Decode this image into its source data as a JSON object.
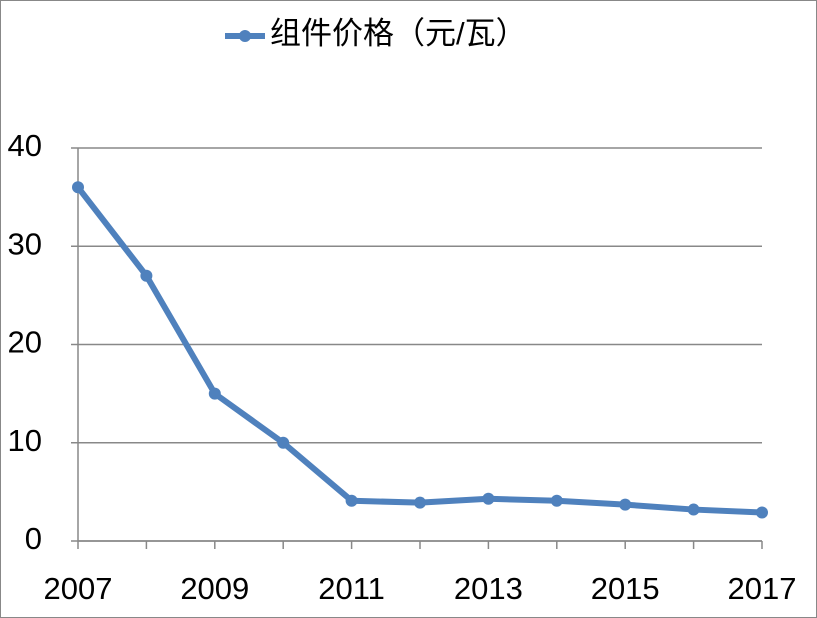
{
  "chart_data": {
    "type": "line",
    "x": [
      2007,
      2008,
      2009,
      2010,
      2011,
      2012,
      2013,
      2014,
      2015,
      2016,
      2017
    ],
    "series": [
      {
        "name": "组件价格（元/瓦）",
        "color": "#4f81bd",
        "values": [
          36,
          27,
          15,
          10,
          4.1,
          3.9,
          4.3,
          4.1,
          3.7,
          3.2,
          2.9
        ]
      }
    ],
    "xlim": [
      2007,
      2017
    ],
    "xticks": [
      2007,
      2009,
      2011,
      2013,
      2015,
      2017
    ],
    "ylim": [
      0,
      40
    ],
    "yticks": [
      0,
      10,
      20,
      30,
      40
    ],
    "grid": true,
    "legend": "top"
  }
}
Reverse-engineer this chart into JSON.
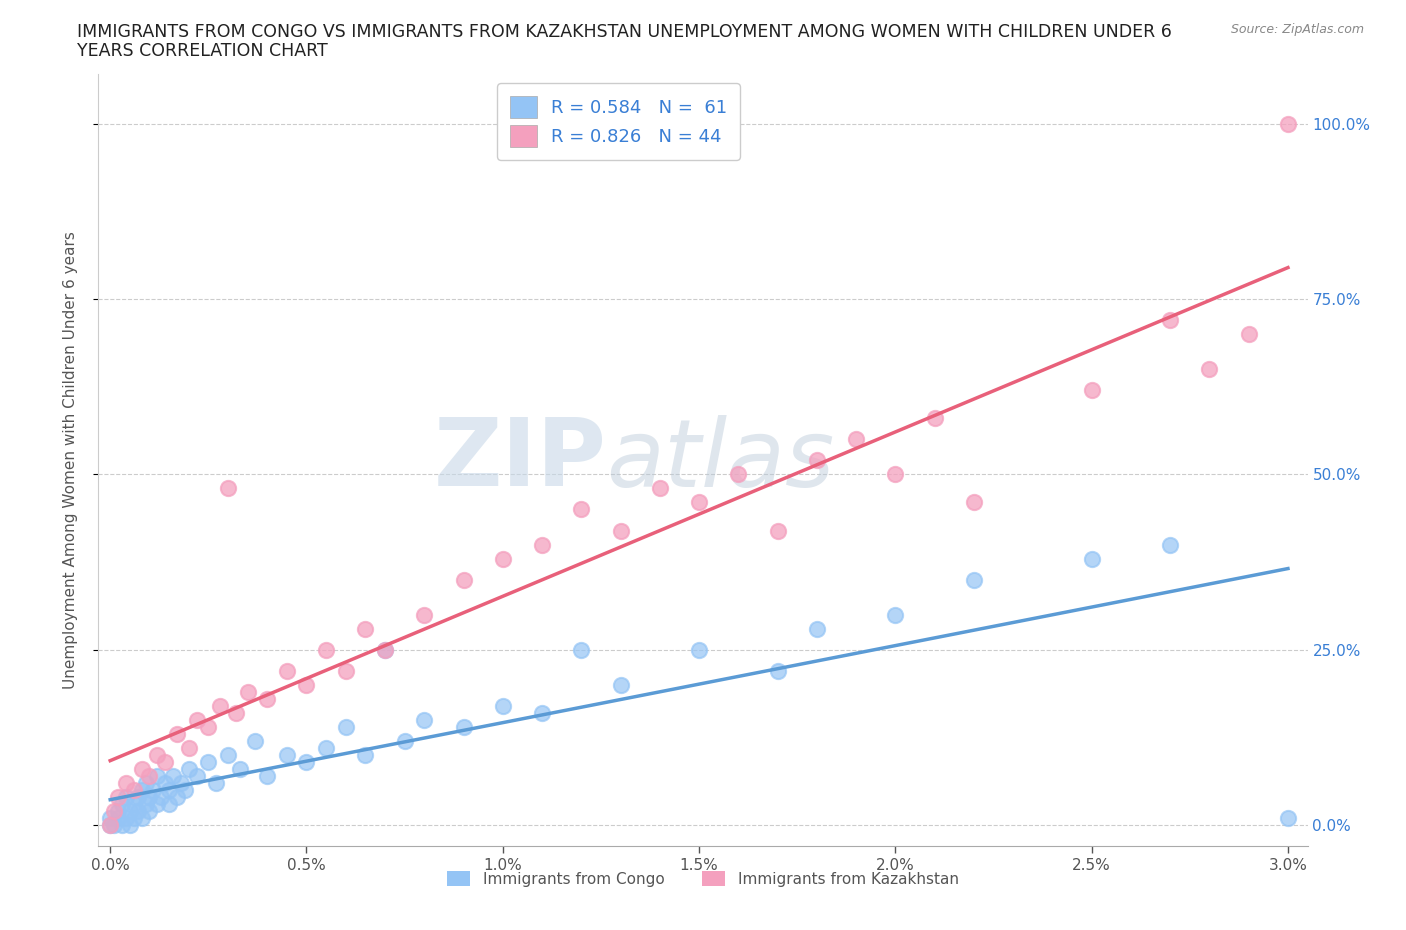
{
  "title_line1": "IMMIGRANTS FROM CONGO VS IMMIGRANTS FROM KAZAKHSTAN UNEMPLOYMENT AMONG WOMEN WITH CHILDREN UNDER 6",
  "title_line2": "YEARS CORRELATION CHART",
  "source": "Source: ZipAtlas.com",
  "ylabel": "Unemployment Among Women with Children Under 6 years",
  "legend_entry1": "R = 0.584   N =  61",
  "legend_entry2": "R = 0.826   N = 44",
  "legend_label1": "Immigrants from Congo",
  "legend_label2": "Immigrants from Kazakhstan",
  "color_congo": "#94c4f5",
  "color_kazakhstan": "#f4a0be",
  "trendline_congo_color": "#5b9bd5",
  "trendline_kazakhstan_color": "#e8607a",
  "watermark_zip": "ZIP",
  "watermark_atlas": "atlas",
  "xlim": [
    0,
    3.0
  ],
  "ylim": [
    0,
    105
  ],
  "x_ticks": [
    0.0,
    0.5,
    1.0,
    1.5,
    2.0,
    2.5,
    3.0
  ],
  "y_ticks": [
    0.0,
    25.0,
    50.0,
    75.0,
    100.0
  ],
  "congo_x": [
    0.0,
    0.0,
    0.01,
    0.02,
    0.02,
    0.03,
    0.03,
    0.04,
    0.04,
    0.05,
    0.05,
    0.06,
    0.06,
    0.07,
    0.07,
    0.08,
    0.08,
    0.09,
    0.09,
    0.1,
    0.1,
    0.11,
    0.12,
    0.12,
    0.13,
    0.14,
    0.15,
    0.15,
    0.16,
    0.17,
    0.18,
    0.19,
    0.2,
    0.22,
    0.25,
    0.27,
    0.3,
    0.33,
    0.37,
    0.4,
    0.45,
    0.5,
    0.55,
    0.6,
    0.65,
    0.7,
    0.75,
    0.8,
    0.9,
    1.0,
    1.1,
    1.2,
    1.3,
    1.5,
    1.7,
    1.8,
    2.0,
    2.2,
    2.5,
    2.7,
    3.0
  ],
  "congo_y": [
    0.0,
    1.0,
    0.0,
    2.0,
    1.0,
    0.0,
    3.0,
    1.0,
    4.0,
    2.0,
    0.0,
    3.0,
    1.0,
    4.0,
    2.0,
    5.0,
    1.0,
    3.0,
    6.0,
    4.0,
    2.0,
    5.0,
    3.0,
    7.0,
    4.0,
    6.0,
    5.0,
    3.0,
    7.0,
    4.0,
    6.0,
    5.0,
    8.0,
    7.0,
    9.0,
    6.0,
    10.0,
    8.0,
    12.0,
    7.0,
    10.0,
    9.0,
    11.0,
    14.0,
    10.0,
    25.0,
    12.0,
    15.0,
    14.0,
    17.0,
    16.0,
    25.0,
    20.0,
    25.0,
    22.0,
    28.0,
    30.0,
    35.0,
    38.0,
    40.0,
    1.0
  ],
  "kaz_x": [
    0.0,
    0.01,
    0.02,
    0.04,
    0.06,
    0.08,
    0.1,
    0.12,
    0.14,
    0.17,
    0.2,
    0.22,
    0.25,
    0.28,
    0.32,
    0.35,
    0.4,
    0.45,
    0.5,
    0.55,
    0.6,
    0.65,
    0.7,
    0.8,
    0.9,
    1.0,
    1.1,
    1.2,
    1.3,
    1.4,
    1.5,
    1.6,
    1.7,
    1.8,
    1.9,
    2.0,
    2.1,
    2.2,
    2.5,
    2.7,
    2.8,
    2.9,
    3.0,
    0.3
  ],
  "kaz_y": [
    0.0,
    2.0,
    4.0,
    6.0,
    5.0,
    8.0,
    7.0,
    10.0,
    9.0,
    13.0,
    11.0,
    15.0,
    14.0,
    17.0,
    16.0,
    19.0,
    18.0,
    22.0,
    20.0,
    25.0,
    22.0,
    28.0,
    25.0,
    30.0,
    35.0,
    38.0,
    40.0,
    45.0,
    42.0,
    48.0,
    46.0,
    50.0,
    42.0,
    52.0,
    55.0,
    50.0,
    58.0,
    46.0,
    62.0,
    72.0,
    65.0,
    70.0,
    100.0,
    48.0
  ],
  "congo_trend_x0": 0.0,
  "congo_trend_x1": 3.0,
  "congo_trend_y0": 2.0,
  "congo_trend_y1": 35.0,
  "kaz_trend_x0": 0.0,
  "kaz_trend_x1": 3.0,
  "kaz_trend_y0": 0.0,
  "kaz_trend_y1": 75.0
}
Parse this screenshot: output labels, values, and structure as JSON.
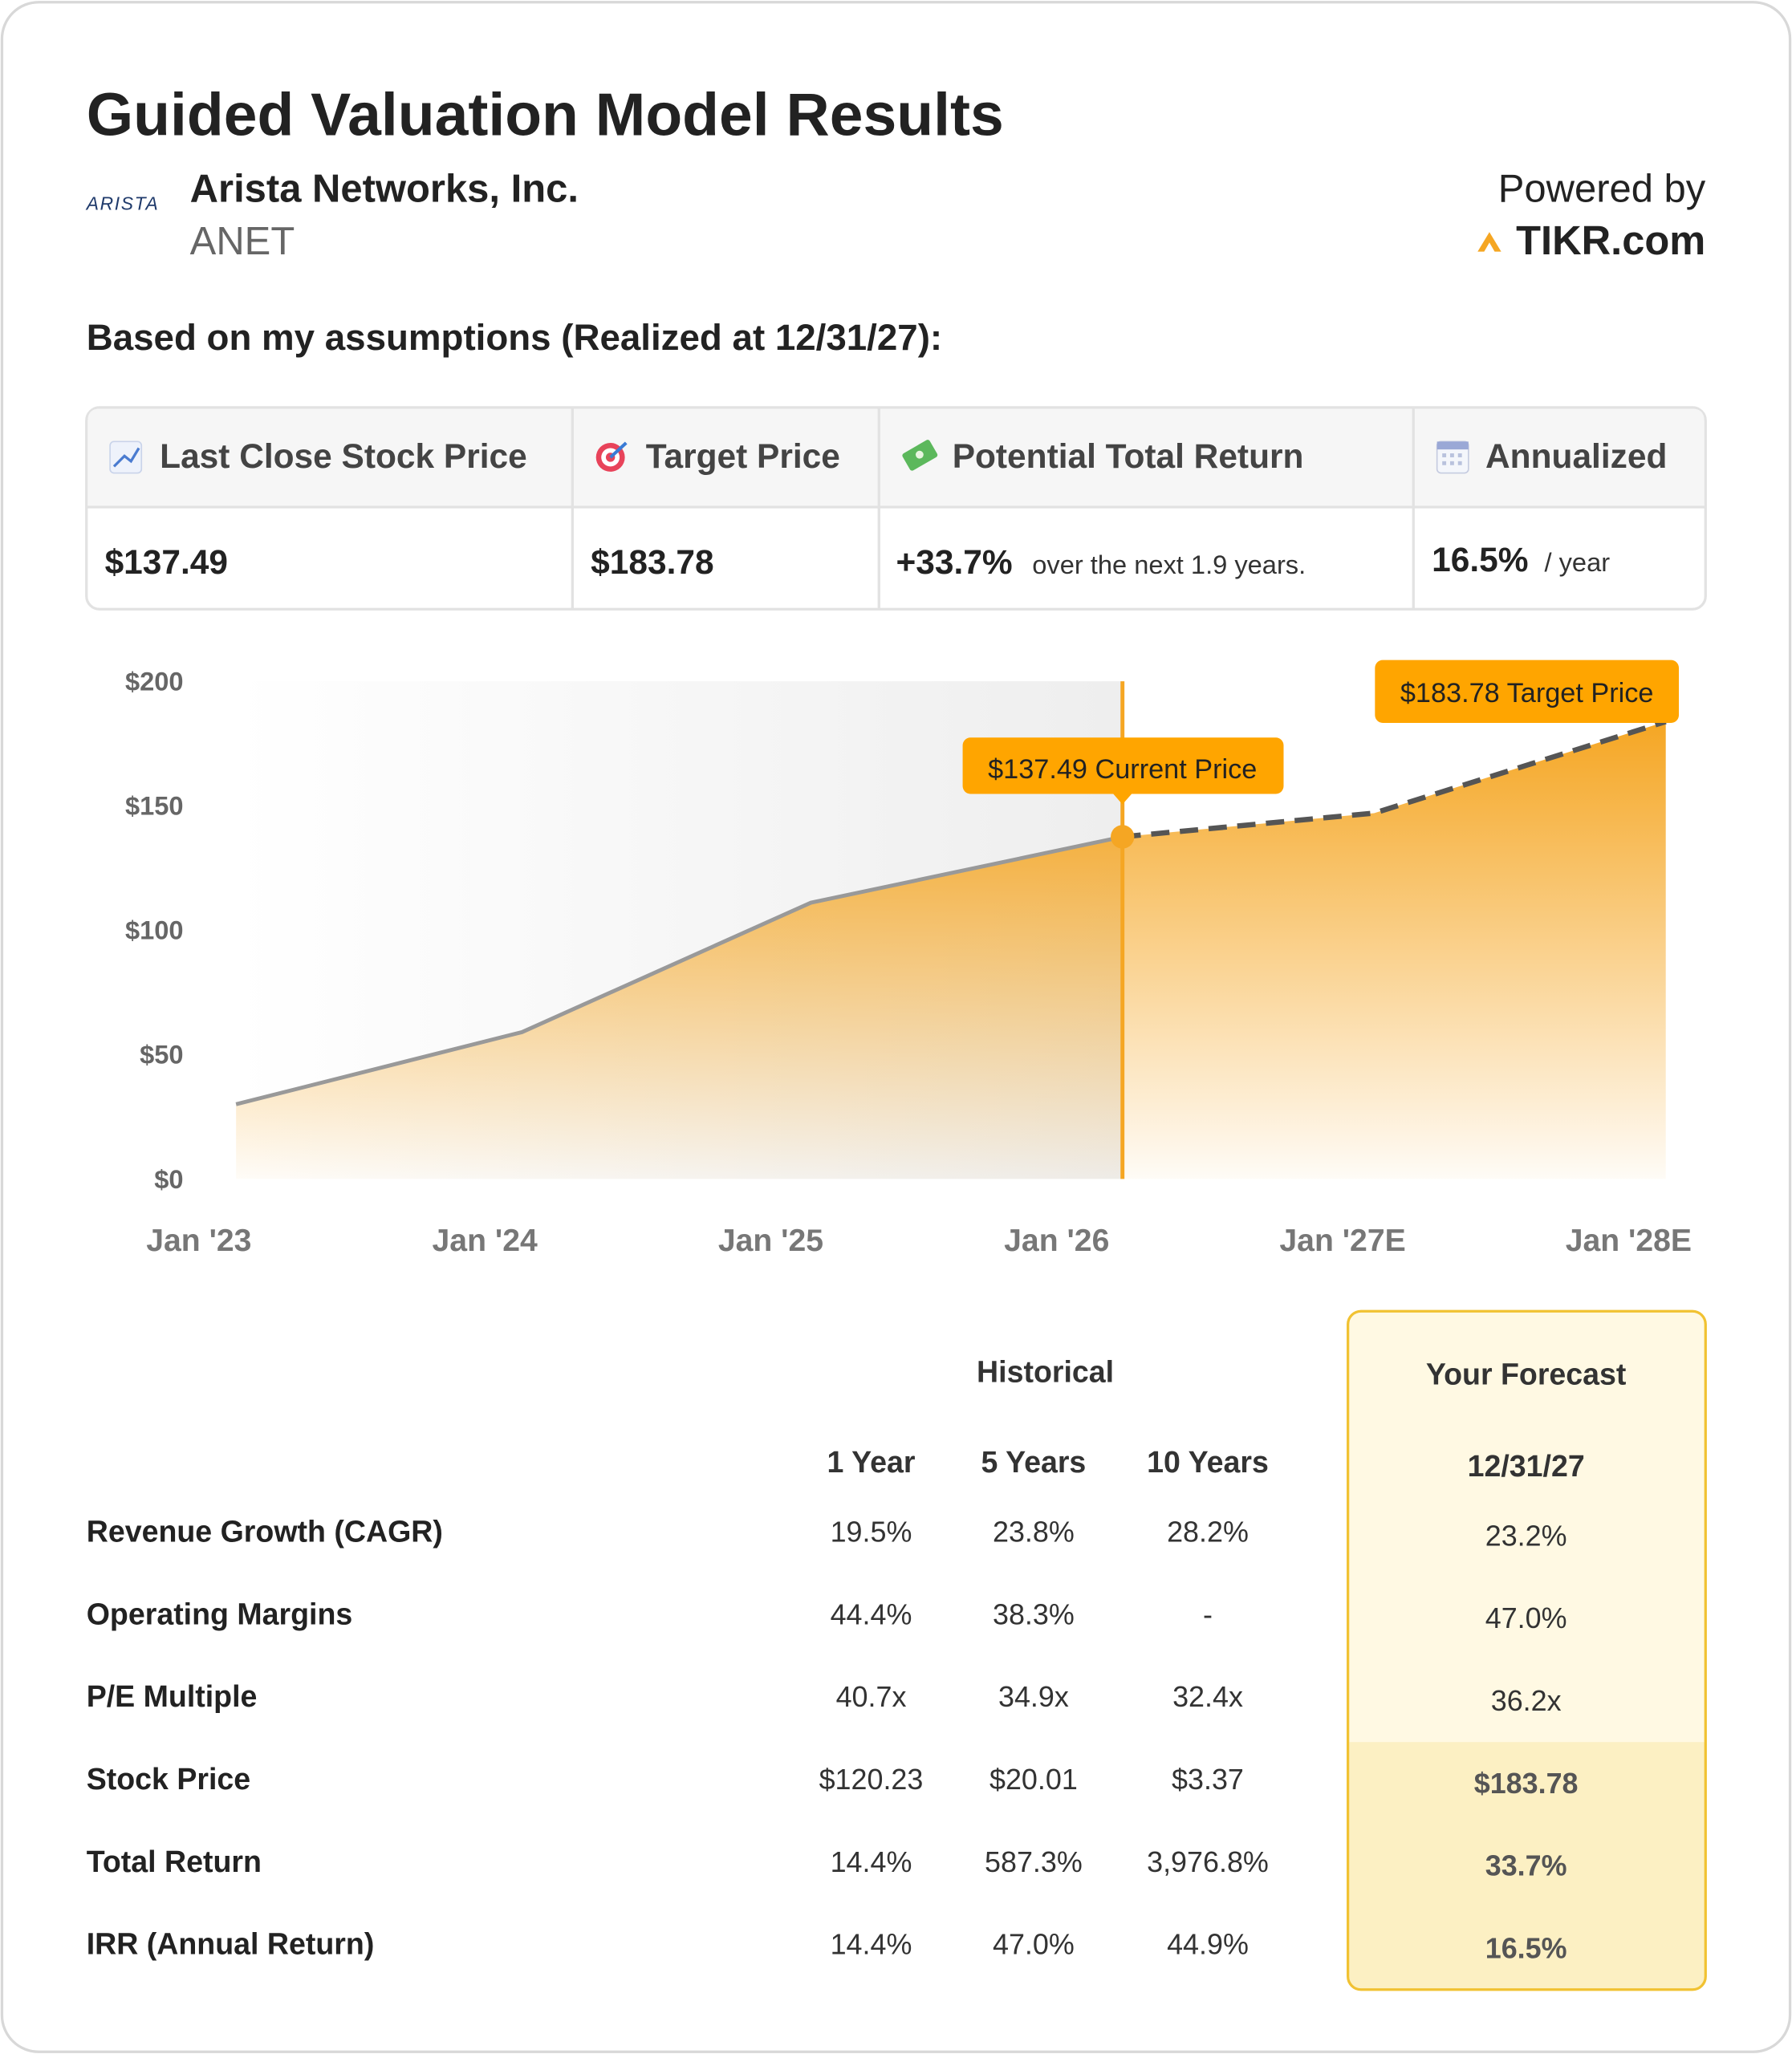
{
  "header": {
    "title": "Guided Valuation Model Results",
    "logo": "ARISTA",
    "company": "Arista Networks, Inc.",
    "ticker": "ANET",
    "powered_by": "Powered by",
    "brand": "TIKR.com"
  },
  "assumptions": "Based on my assumptions (Realized at 12/31/27):",
  "metrics": [
    {
      "label": "Last Close Stock Price",
      "value": "$137.49"
    },
    {
      "label": "Target Price",
      "value": "$183.78"
    },
    {
      "label": "Potential Total Return",
      "value": "+33.7%",
      "note": "over the next 1.9 years."
    },
    {
      "label": "Annualized",
      "value": "16.5%",
      "note": "/ year"
    }
  ],
  "chart_data": {
    "type": "area",
    "xlim": [
      2022.9,
      2028.15
    ],
    "xticks": [
      {
        "value": 2023,
        "label": "Jan '23"
      },
      {
        "value": 2024,
        "label": "Jan '24"
      },
      {
        "value": 2025,
        "label": "Jan '25"
      },
      {
        "value": 2026,
        "label": "Jan '26"
      },
      {
        "value": 2027,
        "label": "Jan '27E"
      },
      {
        "value": 2028,
        "label": "Jan '28E"
      }
    ],
    "ylim": [
      0,
      200
    ],
    "yticks": [
      {
        "value": 0,
        "label": "$0"
      },
      {
        "value": 50,
        "label": "$50"
      },
      {
        "value": 100,
        "label": "$100"
      },
      {
        "value": 150,
        "label": "$150"
      },
      {
        "value": 200,
        "label": "$200"
      }
    ],
    "area_color": "#f5a623",
    "series": [
      {
        "name": "Historical",
        "color": "#999999",
        "x": [
          2023.13,
          2024.13,
          2025.14,
          2026.23
        ],
        "values": [
          30,
          59,
          111,
          137.49
        ]
      },
      {
        "name": "Forecast",
        "color": "#555555",
        "x": [
          2026.23,
          2027.11,
          2028.13
        ],
        "values": [
          137.49,
          147,
          183.78
        ]
      }
    ],
    "annotations": [
      "$137.49 Current Price",
      "$183.78 Target Price"
    ]
  },
  "table": {
    "group_headers": [
      "Historical",
      "Your Forecast"
    ],
    "columns": [
      "1 Year",
      "5 Years",
      "10 Years",
      "12/31/27"
    ],
    "rows": [
      [
        "Revenue Growth (CAGR)",
        "19.5%",
        "23.8%",
        "28.2%",
        "23.2%"
      ],
      [
        "Operating Margins",
        "44.4%",
        "38.3%",
        "-",
        "47.0%"
      ],
      [
        "P/E Multiple",
        "40.7x",
        "34.9x",
        "32.4x",
        "36.2x"
      ],
      [
        "Stock Price",
        "$120.23",
        "$20.01",
        "$3.37",
        "$183.78"
      ],
      [
        "Total Return",
        "14.4%",
        "587.3%",
        "3,976.8%",
        "33.7%"
      ],
      [
        "IRR (Annual Return)",
        "14.4%",
        "47.0%",
        "44.9%",
        "16.5%"
      ]
    ]
  }
}
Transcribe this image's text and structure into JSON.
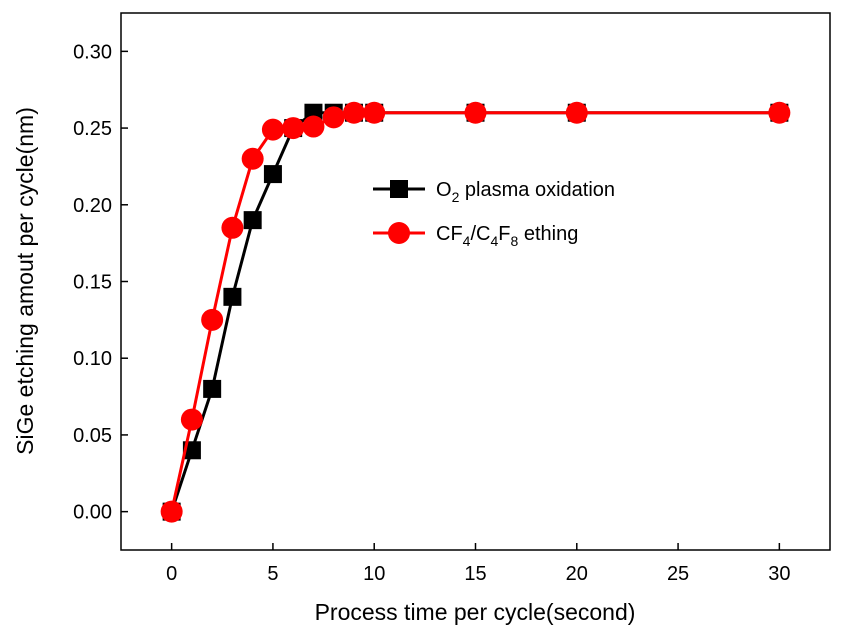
{
  "chart_data": {
    "type": "line",
    "title": "",
    "xlabel": "Process time  per cycle(second)",
    "ylabel": "SiGe etching amout per cycle(nm)",
    "xlim": [
      -2.5,
      32.5
    ],
    "ylim": [
      -0.025,
      0.325
    ],
    "xticks": [
      0,
      5,
      10,
      15,
      20,
      25,
      30
    ],
    "yticks": [
      0.0,
      0.05,
      0.1,
      0.15,
      0.2,
      0.25,
      0.3
    ],
    "xtick_labels": [
      "0",
      "5",
      "10",
      "15",
      "20",
      "25",
      "30"
    ],
    "ytick_labels": [
      "0.00",
      "0.05",
      "0.10",
      "0.15",
      "0.20",
      "0.25",
      "0.30"
    ],
    "grid": false,
    "legend_position": "center-right",
    "series": [
      {
        "name": "O2 plasma oxidation",
        "legend_parts": [
          {
            "text": "O",
            "sub": false
          },
          {
            "text": "2",
            "sub": true
          },
          {
            "text": " plasma oxidation",
            "sub": false
          }
        ],
        "color": "#000000",
        "marker": "square",
        "x": [
          0,
          1,
          2,
          3,
          4,
          5,
          6,
          7,
          8,
          9,
          10,
          15,
          20,
          30
        ],
        "y": [
          0.0,
          0.04,
          0.08,
          0.14,
          0.19,
          0.22,
          0.25,
          0.26,
          0.26,
          0.26,
          0.26,
          0.26,
          0.26,
          0.26
        ]
      },
      {
        "name": "CF4/C4F8 ething",
        "legend_parts": [
          {
            "text": "CF",
            "sub": false
          },
          {
            "text": "4",
            "sub": true
          },
          {
            "text": "/C",
            "sub": false
          },
          {
            "text": "4",
            "sub": true
          },
          {
            "text": "F",
            "sub": false
          },
          {
            "text": "8",
            "sub": true
          },
          {
            "text": " ething",
            "sub": false
          }
        ],
        "color": "#ff0000",
        "marker": "circle",
        "x": [
          0,
          1,
          2,
          3,
          4,
          5,
          6,
          7,
          8,
          9,
          10,
          15,
          20,
          30
        ],
        "y": [
          0.0,
          0.06,
          0.125,
          0.185,
          0.23,
          0.249,
          0.25,
          0.251,
          0.257,
          0.26,
          0.26,
          0.26,
          0.26,
          0.26
        ]
      }
    ]
  }
}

• **Given problem**
Copy in full each line that holds the word "plasma".

• **The output**
        "name": "O2 plasma oxidation",
            "text": " plasma oxidation",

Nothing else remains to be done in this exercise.